## Exercise details
For each line that holds "JSON", copy the line out.

Stored data
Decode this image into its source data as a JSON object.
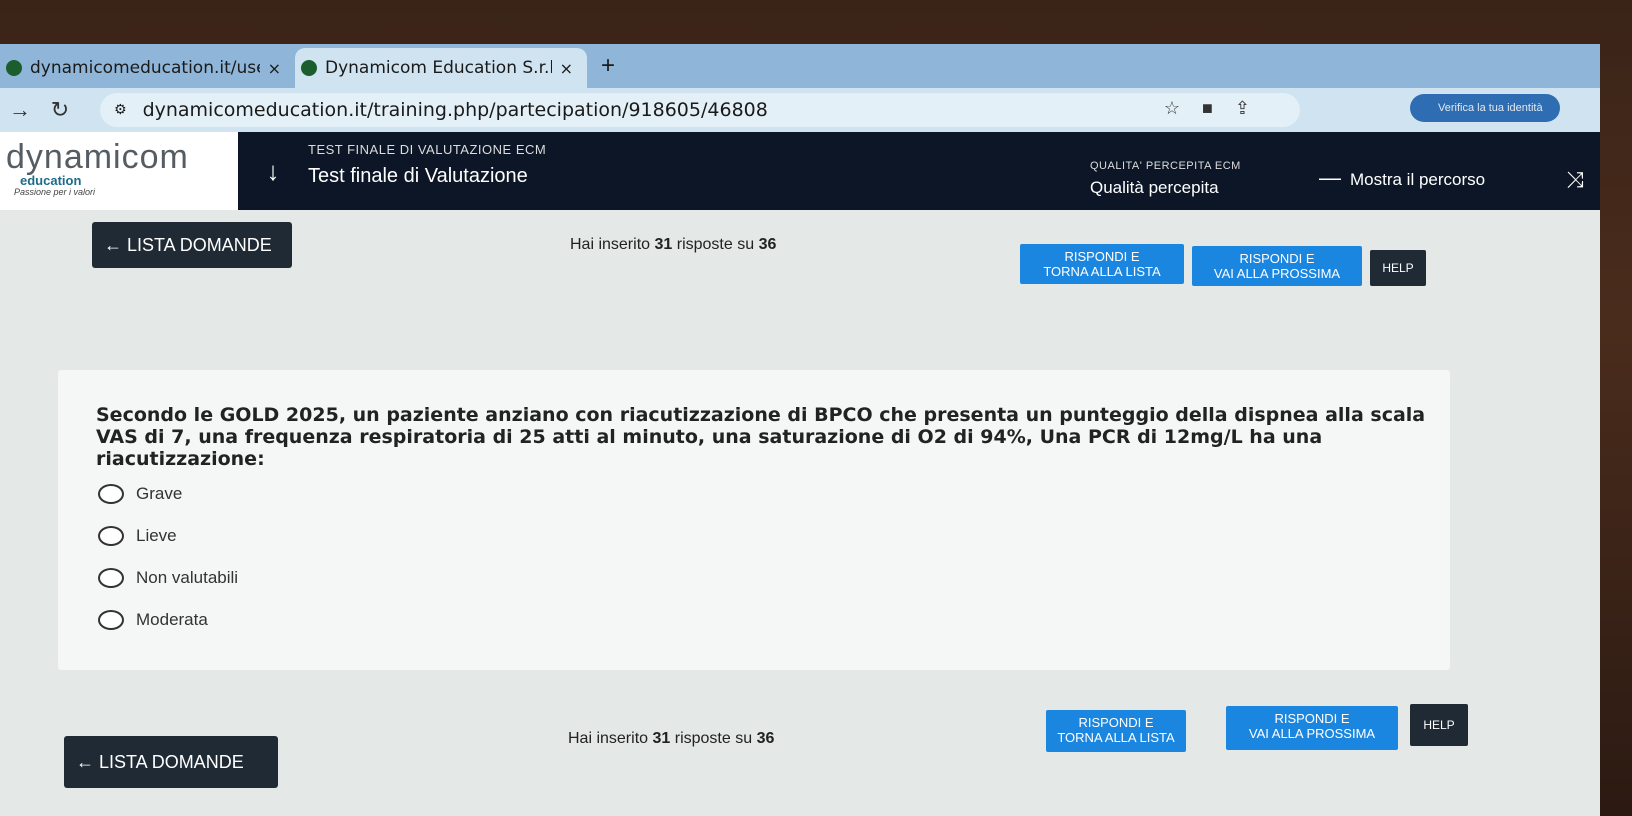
{
  "browser": {
    "tabs": [
      {
        "title": "dynamicomeducation.it/user/da",
        "active": false
      },
      {
        "title": "Dynamicom Education S.r.l.",
        "active": true
      }
    ],
    "tab_close": "×",
    "new_tab": "+",
    "url": "dynamicomeducation.it/training.php/partecipation/918605/46808",
    "verify_label": "Verifica la tua identità"
  },
  "header": {
    "logo_main": "dynamicom",
    "logo_sub": "education",
    "logo_tag": "Passione per i valori",
    "course_small": "TEST FINALE DI VALUTAZIONE ECM",
    "course_big": "Test finale di Valutazione",
    "quality_small": "QUALITA' PERCEPITA ECM",
    "quality_big": "Qualità percepita",
    "path_label": "Mostra il percorso"
  },
  "nav": {
    "list_label": "← LISTA DOMANDE",
    "progress_prefix": "Hai inserito",
    "answered": "31",
    "progress_middle": "risposte su",
    "total": "36",
    "answer_list_l1": "RISPONDI E",
    "answer_list_l2": "TORNA ALLA LISTA",
    "answer_next_l1": "RISPONDI E",
    "answer_next_l2": "VAI ALLA PROSSIMA",
    "help": "HELP"
  },
  "question": {
    "text": "Secondo le GOLD 2025, un paziente anziano con riacutizzazione di BPCO che presenta un punteggio della dispnea alla scala VAS di 7, una frequenza respiratoria di 25 atti al minuto, una saturazione di O2 di 94%, Una PCR di 12mg/L ha una riacutizzazione:",
    "options": [
      "Grave",
      "Lieve",
      "Non valutabili",
      "Moderata"
    ]
  }
}
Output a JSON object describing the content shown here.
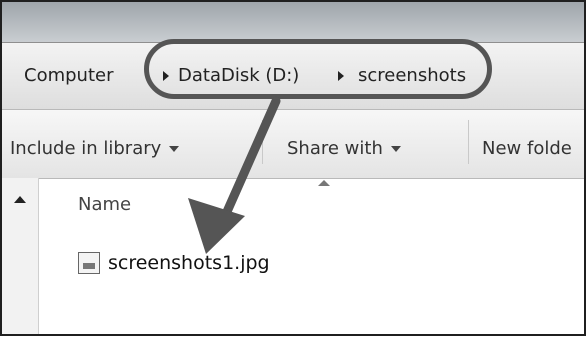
{
  "address": {
    "crumbs": [
      "Computer",
      "DataDisk (D:)",
      "screenshots"
    ]
  },
  "toolbar": {
    "include": "Include in library",
    "share": "Share with",
    "newfolder": "New folde"
  },
  "list": {
    "column_name": "Name",
    "files": [
      "screenshots1.jpg"
    ]
  },
  "icons": [
    "breadcrumb-arrow-icon",
    "dropdown-caret-icon",
    "scroll-up-icon",
    "sort-arrow-icon",
    "image-file-icon",
    "annotation-arrow-icon"
  ],
  "colors": {
    "annotation": "#555555"
  }
}
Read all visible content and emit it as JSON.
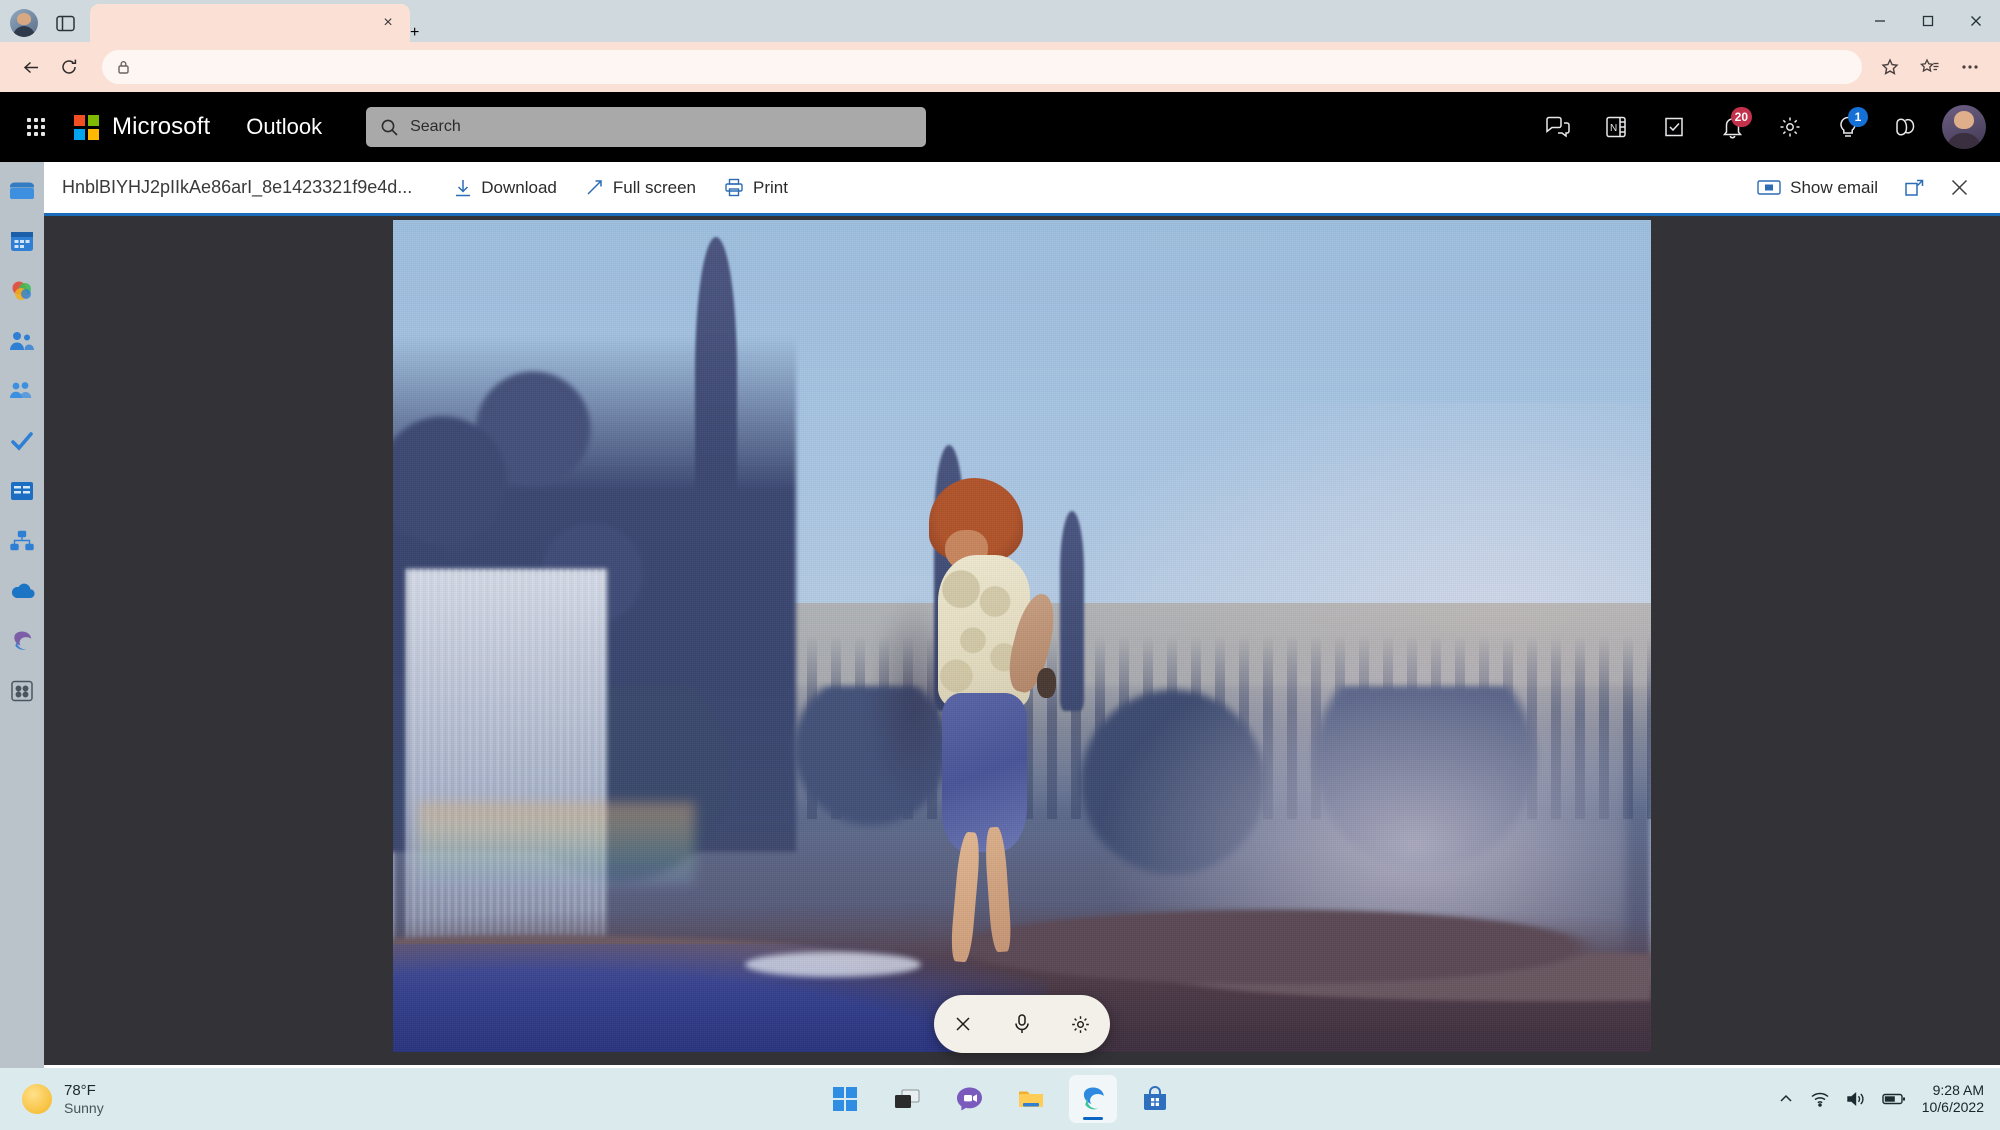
{
  "browser": {
    "tab": {
      "title": "",
      "close_label": "×"
    },
    "newtab_label": "+",
    "window_controls": {
      "minimize": "—",
      "maximize": "▢",
      "close": "✕"
    },
    "address": {
      "url": "",
      "placeholder": ""
    },
    "icons": {
      "profile": "profile-avatar-icon",
      "split_screen": "split-screen-icon",
      "back": "back-arrow-icon",
      "refresh": "refresh-icon",
      "lock": "lock-icon",
      "favorite": "star-icon",
      "favorites_list": "favorites-list-icon",
      "more": "ellipsis-icon"
    }
  },
  "outlook_header": {
    "waffle": "app-launcher-icon",
    "brand": "Microsoft",
    "app_name": "Outlook",
    "logo_colors": [
      "#f25022",
      "#7fba00",
      "#00a4ef",
      "#ffb900"
    ],
    "search": {
      "placeholder": "Search",
      "value": "",
      "icon": "search-icon"
    },
    "actions": [
      {
        "name": "teams-chat-icon",
        "label": "Teams chat",
        "badge": null
      },
      {
        "name": "onenote-icon",
        "label": "OneNote",
        "badge": null
      },
      {
        "name": "to-do-icon",
        "label": "To Do",
        "badge": null
      },
      {
        "name": "bell-icon",
        "label": "Notifications",
        "badge": "20",
        "badge_color": "#c4314b"
      },
      {
        "name": "gear-icon",
        "label": "Settings",
        "badge": null
      },
      {
        "name": "lightbulb-icon",
        "label": "Tips",
        "badge": "1",
        "badge_color": "#1470d4"
      },
      {
        "name": "copilot-icon",
        "label": "Copilot",
        "badge": null
      }
    ],
    "account_avatar": "account-avatar"
  },
  "app_rail": {
    "items": [
      {
        "name": "sidebar-item-mail",
        "label": "Mail"
      },
      {
        "name": "sidebar-item-calendar",
        "label": "Calendar"
      },
      {
        "name": "sidebar-item-office",
        "label": "Microsoft 365"
      },
      {
        "name": "sidebar-item-people",
        "label": "People"
      },
      {
        "name": "sidebar-item-groups",
        "label": "Groups"
      },
      {
        "name": "sidebar-item-todo",
        "label": "To Do"
      },
      {
        "name": "sidebar-item-word",
        "label": "Word"
      },
      {
        "name": "sidebar-item-visio",
        "label": "Visio"
      },
      {
        "name": "sidebar-item-onedrive",
        "label": "OneDrive"
      },
      {
        "name": "sidebar-item-edge",
        "label": "Edge"
      },
      {
        "name": "sidebar-item-more-apps",
        "label": "More apps"
      }
    ]
  },
  "attachment_viewer": {
    "filename": "HnblBIYHJ2pIIkAe86arI_8e1423321f9e4d...",
    "toolbar": {
      "download_label": "Download",
      "fullscreen_label": "Full screen",
      "print_label": "Print",
      "show_email_label": "Show email",
      "popout_label": "Open in new window",
      "close_label": "Close",
      "accent_color": "#1a6bb8"
    },
    "photo": {
      "alt": "Vintage color photograph of a woman with red hair in a cream patterned blouse and blue capri pants standing on dark rocks beside a river, with a large waterfall, mist, a faint rainbow and a forested cliff behind her under a blue sky.",
      "background_color": "#333237"
    }
  },
  "voice_access": {
    "buttons": [
      {
        "name": "close-icon",
        "label": "Close"
      },
      {
        "name": "microphone-icon",
        "label": "Microphone"
      },
      {
        "name": "gear-icon",
        "label": "Settings"
      }
    ]
  },
  "taskbar": {
    "weather": {
      "temperature": "78°F",
      "condition": "Sunny",
      "icon": "sun-icon"
    },
    "apps": [
      {
        "name": "taskbar-start-button",
        "label": "Start",
        "active": false
      },
      {
        "name": "taskbar-task-view",
        "label": "Task view",
        "active": false
      },
      {
        "name": "taskbar-chat",
        "label": "Chat",
        "active": false
      },
      {
        "name": "taskbar-file-explorer",
        "label": "File Explorer",
        "active": false
      },
      {
        "name": "taskbar-edge",
        "label": "Microsoft Edge",
        "active": true
      },
      {
        "name": "taskbar-store",
        "label": "Microsoft Store",
        "active": false
      }
    ],
    "tray": {
      "chevron": "show-hidden-icons",
      "wifi": "wifi-icon",
      "volume": "volume-icon",
      "battery": "battery-icon"
    },
    "clock": {
      "time": "9:28 AM",
      "date": "10/6/2022"
    }
  }
}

## Answer to the problem
Decode this image into its source data as a JSON object.
Output a JSON object describing the content shown here.
Read all visible content and emit it as JSON.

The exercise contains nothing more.